**Dataset records**

___

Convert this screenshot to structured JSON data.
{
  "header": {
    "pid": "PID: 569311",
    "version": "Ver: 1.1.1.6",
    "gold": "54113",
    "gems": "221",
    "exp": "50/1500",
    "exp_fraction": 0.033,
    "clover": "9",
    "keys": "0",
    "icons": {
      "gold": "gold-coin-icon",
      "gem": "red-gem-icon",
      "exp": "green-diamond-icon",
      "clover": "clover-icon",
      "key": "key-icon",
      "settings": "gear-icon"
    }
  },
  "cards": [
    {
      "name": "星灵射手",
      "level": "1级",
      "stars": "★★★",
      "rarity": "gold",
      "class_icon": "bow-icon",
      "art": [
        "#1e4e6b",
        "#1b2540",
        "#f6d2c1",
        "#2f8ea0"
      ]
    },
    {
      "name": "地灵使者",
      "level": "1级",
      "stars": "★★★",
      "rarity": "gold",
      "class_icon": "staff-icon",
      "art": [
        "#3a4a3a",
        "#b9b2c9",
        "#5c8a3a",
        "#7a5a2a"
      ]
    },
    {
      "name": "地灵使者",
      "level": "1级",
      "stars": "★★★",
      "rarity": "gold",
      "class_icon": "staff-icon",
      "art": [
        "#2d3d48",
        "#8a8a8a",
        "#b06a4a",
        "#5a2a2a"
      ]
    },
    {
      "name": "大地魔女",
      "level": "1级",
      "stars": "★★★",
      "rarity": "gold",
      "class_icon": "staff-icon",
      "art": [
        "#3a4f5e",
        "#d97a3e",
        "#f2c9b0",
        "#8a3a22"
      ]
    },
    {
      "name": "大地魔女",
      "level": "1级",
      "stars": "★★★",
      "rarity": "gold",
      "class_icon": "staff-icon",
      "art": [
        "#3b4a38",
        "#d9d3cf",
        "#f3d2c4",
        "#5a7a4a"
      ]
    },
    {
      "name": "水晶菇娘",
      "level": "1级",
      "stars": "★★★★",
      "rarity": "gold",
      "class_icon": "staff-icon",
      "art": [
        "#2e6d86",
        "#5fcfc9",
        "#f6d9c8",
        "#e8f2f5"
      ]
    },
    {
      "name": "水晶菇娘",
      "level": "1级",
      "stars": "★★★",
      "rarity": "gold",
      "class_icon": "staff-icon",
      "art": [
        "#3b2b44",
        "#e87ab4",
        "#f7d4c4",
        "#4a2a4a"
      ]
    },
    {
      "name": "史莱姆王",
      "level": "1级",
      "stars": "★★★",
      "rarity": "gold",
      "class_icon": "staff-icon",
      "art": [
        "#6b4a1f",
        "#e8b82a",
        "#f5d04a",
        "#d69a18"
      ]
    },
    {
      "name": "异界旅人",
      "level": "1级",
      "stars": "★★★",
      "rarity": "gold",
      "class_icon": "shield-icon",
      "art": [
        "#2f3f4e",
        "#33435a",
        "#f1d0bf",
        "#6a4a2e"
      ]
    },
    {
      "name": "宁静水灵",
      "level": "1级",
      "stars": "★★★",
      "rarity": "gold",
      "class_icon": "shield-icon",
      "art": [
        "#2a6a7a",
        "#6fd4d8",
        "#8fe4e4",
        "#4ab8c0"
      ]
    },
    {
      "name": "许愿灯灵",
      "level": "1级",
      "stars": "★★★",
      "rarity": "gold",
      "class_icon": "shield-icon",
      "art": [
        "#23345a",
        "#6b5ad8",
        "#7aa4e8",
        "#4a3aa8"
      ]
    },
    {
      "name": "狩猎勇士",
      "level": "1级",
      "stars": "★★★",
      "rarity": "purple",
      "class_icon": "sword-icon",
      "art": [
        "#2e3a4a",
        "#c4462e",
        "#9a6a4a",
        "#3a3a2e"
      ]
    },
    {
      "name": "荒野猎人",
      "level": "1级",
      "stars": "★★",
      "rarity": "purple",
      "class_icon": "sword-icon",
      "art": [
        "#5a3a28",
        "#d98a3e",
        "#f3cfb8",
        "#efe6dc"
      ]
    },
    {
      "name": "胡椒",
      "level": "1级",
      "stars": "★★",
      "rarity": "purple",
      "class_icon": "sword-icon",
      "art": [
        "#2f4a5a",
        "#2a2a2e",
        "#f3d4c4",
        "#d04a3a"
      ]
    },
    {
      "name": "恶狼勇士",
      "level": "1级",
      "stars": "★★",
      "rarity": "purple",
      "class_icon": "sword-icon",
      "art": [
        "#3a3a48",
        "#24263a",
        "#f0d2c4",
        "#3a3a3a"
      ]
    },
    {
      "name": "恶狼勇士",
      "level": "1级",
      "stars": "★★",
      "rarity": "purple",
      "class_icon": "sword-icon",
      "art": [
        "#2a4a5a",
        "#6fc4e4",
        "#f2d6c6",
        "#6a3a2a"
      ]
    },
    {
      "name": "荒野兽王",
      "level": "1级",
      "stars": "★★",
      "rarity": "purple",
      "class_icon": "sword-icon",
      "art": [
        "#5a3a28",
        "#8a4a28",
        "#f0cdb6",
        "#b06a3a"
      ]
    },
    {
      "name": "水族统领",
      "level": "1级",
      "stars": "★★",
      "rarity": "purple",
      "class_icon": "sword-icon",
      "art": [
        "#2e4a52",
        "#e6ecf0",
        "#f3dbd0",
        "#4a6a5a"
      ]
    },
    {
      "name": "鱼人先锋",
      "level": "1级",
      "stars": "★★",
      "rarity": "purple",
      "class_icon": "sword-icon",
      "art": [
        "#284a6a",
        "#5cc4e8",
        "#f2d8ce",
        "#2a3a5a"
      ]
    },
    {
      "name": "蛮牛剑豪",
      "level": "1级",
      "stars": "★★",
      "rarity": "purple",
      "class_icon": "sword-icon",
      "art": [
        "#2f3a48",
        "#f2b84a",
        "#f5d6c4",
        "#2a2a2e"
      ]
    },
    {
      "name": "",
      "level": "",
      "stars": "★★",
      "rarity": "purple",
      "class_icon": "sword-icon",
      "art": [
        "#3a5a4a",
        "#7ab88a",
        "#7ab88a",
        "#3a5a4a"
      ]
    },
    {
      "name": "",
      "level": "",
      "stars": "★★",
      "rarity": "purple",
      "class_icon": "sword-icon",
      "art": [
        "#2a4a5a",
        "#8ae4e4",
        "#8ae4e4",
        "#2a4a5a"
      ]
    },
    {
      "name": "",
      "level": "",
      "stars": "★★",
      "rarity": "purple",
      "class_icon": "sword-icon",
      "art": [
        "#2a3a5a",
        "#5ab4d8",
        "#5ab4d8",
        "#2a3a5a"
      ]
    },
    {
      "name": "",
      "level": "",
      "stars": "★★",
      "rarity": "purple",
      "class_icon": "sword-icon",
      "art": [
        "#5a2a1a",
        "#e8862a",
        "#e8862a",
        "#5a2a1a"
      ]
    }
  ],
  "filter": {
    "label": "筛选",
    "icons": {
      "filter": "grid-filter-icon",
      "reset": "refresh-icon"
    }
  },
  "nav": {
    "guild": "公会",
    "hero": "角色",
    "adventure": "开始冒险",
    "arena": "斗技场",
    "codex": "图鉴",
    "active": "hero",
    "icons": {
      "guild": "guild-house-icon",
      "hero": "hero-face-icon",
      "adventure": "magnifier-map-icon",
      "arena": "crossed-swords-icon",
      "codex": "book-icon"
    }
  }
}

___

Restate all of the entries above precisely.

**SOLUTION TO THE PROBLEM**
Convert this screenshot to structured JSON data.
{
  "header": {
    "pid": "PID: 569311",
    "version": "Ver: 1.1.1.6",
    "gold": "54113",
    "gems": "221",
    "exp": "50/1500",
    "exp_fraction": 0.033,
    "clover": "9",
    "keys": "0",
    "icons": {
      "gold": "gold-coin-icon",
      "gem": "red-gem-icon",
      "exp": "green-diamond-icon",
      "clover": "clover-icon",
      "key": "key-icon",
      "settings": "gear-icon"
    }
  },
  "cards": [
    {
      "name": "星灵射手",
      "level": "1级",
      "stars": "★★★",
      "rarity": "gold",
      "class_icon": "bow-icon",
      "art": [
        "#1e4e6b",
        "#1b2540",
        "#f6d2c1",
        "#2f8ea0"
      ]
    },
    {
      "name": "地灵使者",
      "level": "1级",
      "stars": "★★★",
      "rarity": "gold",
      "class_icon": "staff-icon",
      "art": [
        "#3a4a3a",
        "#b9b2c9",
        "#5c8a3a",
        "#7a5a2a"
      ]
    },
    {
      "name": "地灵使者",
      "level": "1级",
      "stars": "★★★",
      "rarity": "gold",
      "class_icon": "staff-icon",
      "art": [
        "#2d3d48",
        "#8a8a8a",
        "#b06a4a",
        "#5a2a2a"
      ]
    },
    {
      "name": "大地魔女",
      "level": "1级",
      "stars": "★★★",
      "rarity": "gold",
      "class_icon": "staff-icon",
      "art": [
        "#3a4f5e",
        "#d97a3e",
        "#f2c9b0",
        "#8a3a22"
      ]
    },
    {
      "name": "大地魔女",
      "level": "1级",
      "stars": "★★★",
      "rarity": "gold",
      "class_icon": "staff-icon",
      "art": [
        "#3b4a38",
        "#d9d3cf",
        "#f3d2c4",
        "#5a7a4a"
      ]
    },
    {
      "name": "水晶菇娘",
      "level": "1级",
      "stars": "★★★★",
      "rarity": "gold",
      "class_icon": "staff-icon",
      "art": [
        "#2e6d86",
        "#5fcfc9",
        "#f6d9c8",
        "#e8f2f5"
      ]
    },
    {
      "name": "水晶菇娘",
      "level": "1级",
      "stars": "★★★",
      "rarity": "gold",
      "class_icon": "staff-icon",
      "art": [
        "#3b2b44",
        "#e87ab4",
        "#f7d4c4",
        "#4a2a4a"
      ]
    },
    {
      "name": "史莱姆王",
      "level": "1级",
      "stars": "★★★",
      "rarity": "gold",
      "class_icon": "staff-icon",
      "art": [
        "#6b4a1f",
        "#e8b82a",
        "#f5d04a",
        "#d69a18"
      ]
    },
    {
      "name": "异界旅人",
      "level": "1级",
      "stars": "★★★",
      "rarity": "gold",
      "class_icon": "shield-icon",
      "art": [
        "#2f3f4e",
        "#33435a",
        "#f1d0bf",
        "#6a4a2e"
      ]
    },
    {
      "name": "宁静水灵",
      "level": "1级",
      "stars": "★★★",
      "rarity": "gold",
      "class_icon": "shield-icon",
      "art": [
        "#2a6a7a",
        "#6fd4d8",
        "#8fe4e4",
        "#4ab8c0"
      ]
    },
    {
      "name": "许愿灯灵",
      "level": "1级",
      "stars": "★★★",
      "rarity": "gold",
      "class_icon": "shield-icon",
      "art": [
        "#23345a",
        "#6b5ad8",
        "#7aa4e8",
        "#4a3aa8"
      ]
    },
    {
      "name": "狩猎勇士",
      "level": "1级",
      "stars": "★★★",
      "rarity": "purple",
      "class_icon": "sword-icon",
      "art": [
        "#2e3a4a",
        "#c4462e",
        "#9a6a4a",
        "#3a3a2e"
      ]
    },
    {
      "name": "荒野猎人",
      "level": "1级",
      "stars": "★★",
      "rarity": "purple",
      "class_icon": "sword-icon",
      "art": [
        "#5a3a28",
        "#d98a3e",
        "#f3cfb8",
        "#efe6dc"
      ]
    },
    {
      "name": "胡椒",
      "level": "1级",
      "stars": "★★",
      "rarity": "purple",
      "class_icon": "sword-icon",
      "art": [
        "#2f4a5a",
        "#2a2a2e",
        "#f3d4c4",
        "#d04a3a"
      ]
    },
    {
      "name": "恶狼勇士",
      "level": "1级",
      "stars": "★★",
      "rarity": "purple",
      "class_icon": "sword-icon",
      "art": [
        "#3a3a48",
        "#24263a",
        "#f0d2c4",
        "#3a3a3a"
      ]
    },
    {
      "name": "恶狼勇士",
      "level": "1级",
      "stars": "★★",
      "rarity": "purple",
      "class_icon": "sword-icon",
      "art": [
        "#2a4a5a",
        "#6fc4e4",
        "#f2d6c6",
        "#6a3a2a"
      ]
    },
    {
      "name": "荒野兽王",
      "level": "1级",
      "stars": "★★",
      "rarity": "purple",
      "class_icon": "sword-icon",
      "art": [
        "#5a3a28",
        "#8a4a28",
        "#f0cdb6",
        "#b06a3a"
      ]
    },
    {
      "name": "水族统领",
      "level": "1级",
      "stars": "★★",
      "rarity": "purple",
      "class_icon": "sword-icon",
      "art": [
        "#2e4a52",
        "#e6ecf0",
        "#f3dbd0",
        "#4a6a5a"
      ]
    },
    {
      "name": "鱼人先锋",
      "level": "1级",
      "stars": "★★",
      "rarity": "purple",
      "class_icon": "sword-icon",
      "art": [
        "#284a6a",
        "#5cc4e8",
        "#f2d8ce",
        "#2a3a5a"
      ]
    },
    {
      "name": "蛮牛剑豪",
      "level": "1级",
      "stars": "★★",
      "rarity": "purple",
      "class_icon": "sword-icon",
      "art": [
        "#2f3a48",
        "#f2b84a",
        "#f5d6c4",
        "#2a2a2e"
      ]
    },
    {
      "name": "",
      "level": "",
      "stars": "★★",
      "rarity": "purple",
      "class_icon": "sword-icon",
      "art": [
        "#3a5a4a",
        "#7ab88a",
        "#7ab88a",
        "#3a5a4a"
      ]
    },
    {
      "name": "",
      "level": "",
      "stars": "★★",
      "rarity": "purple",
      "class_icon": "sword-icon",
      "art": [
        "#2a4a5a",
        "#8ae4e4",
        "#8ae4e4",
        "#2a4a5a"
      ]
    },
    {
      "name": "",
      "level": "",
      "stars": "★★",
      "rarity": "purple",
      "class_icon": "sword-icon",
      "art": [
        "#2a3a5a",
        "#5ab4d8",
        "#5ab4d8",
        "#2a3a5a"
      ]
    },
    {
      "name": "",
      "level": "",
      "stars": "★★",
      "rarity": "purple",
      "class_icon": "sword-icon",
      "art": [
        "#5a2a1a",
        "#e8862a",
        "#e8862a",
        "#5a2a1a"
      ]
    }
  ],
  "filter": {
    "label": "筛选",
    "icons": {
      "filter": "grid-filter-icon",
      "reset": "refresh-icon"
    }
  },
  "nav": {
    "guild": "公会",
    "hero": "角色",
    "adventure": "开始冒险",
    "arena": "斗技场",
    "codex": "图鉴",
    "active": "hero",
    "icons": {
      "guild": "guild-house-icon",
      "hero": "hero-face-icon",
      "adventure": "magnifier-map-icon",
      "arena": "crossed-swords-icon",
      "codex": "book-icon"
    }
  }
}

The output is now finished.